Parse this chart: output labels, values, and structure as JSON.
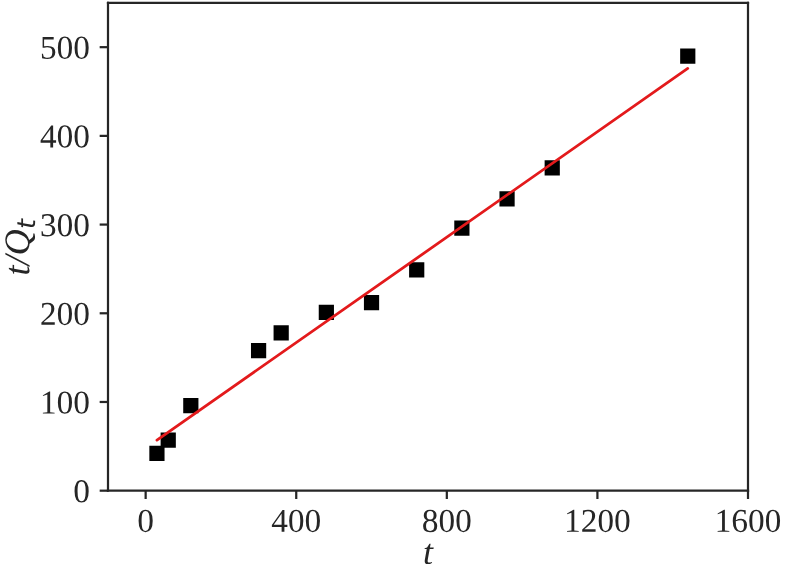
{
  "chart_data": {
    "type": "scatter",
    "xlabel": "t",
    "ylabel": "t/Q$_{t}$",
    "xlim": [
      -100,
      1600
    ],
    "xticks": [
      0,
      400,
      800,
      1200,
      1600
    ],
    "ylim": [
      0,
      550
    ],
    "yticks": [
      0,
      100,
      200,
      300,
      400,
      500
    ],
    "grid": false,
    "legend": false,
    "marker": "square",
    "series": [
      {
        "color": "#000000",
        "x": [
          30,
          60,
          120,
          300,
          360,
          480,
          600,
          720,
          840,
          960,
          1080,
          1440
        ],
        "values": [
          42,
          57,
          96,
          158,
          178,
          201,
          212,
          249,
          296,
          329,
          364,
          490
        ]
      },
      {
        "type": "line",
        "color": "#e31a1c",
        "line_style": "solid",
        "marker": "none",
        "x": [
          30,
          1440
        ],
        "values": [
          57,
          476
        ]
      }
    ]
  }
}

### Task statement
The records above must be printed exactly; the pictures stay out.

### Solution to this problem
Parse this chart: output labels, values, and structure as JSON.
{
  "chart_data": {
    "type": "scatter",
    "xlabel": "t",
    "ylabel": "t/Q$_{t}$",
    "xlim": [
      -100,
      1600
    ],
    "xticks": [
      0,
      400,
      800,
      1200,
      1600
    ],
    "ylim": [
      0,
      550
    ],
    "yticks": [
      0,
      100,
      200,
      300,
      400,
      500
    ],
    "grid": false,
    "legend": false,
    "marker": "square",
    "series": [
      {
        "color": "#000000",
        "x": [
          30,
          60,
          120,
          300,
          360,
          480,
          600,
          720,
          840,
          960,
          1080,
          1440
        ],
        "values": [
          42,
          57,
          96,
          158,
          178,
          201,
          212,
          249,
          296,
          329,
          364,
          490
        ]
      },
      {
        "type": "line",
        "color": "#e31a1c",
        "line_style": "solid",
        "marker": "none",
        "x": [
          30,
          1440
        ],
        "values": [
          57,
          476
        ]
      }
    ]
  }
}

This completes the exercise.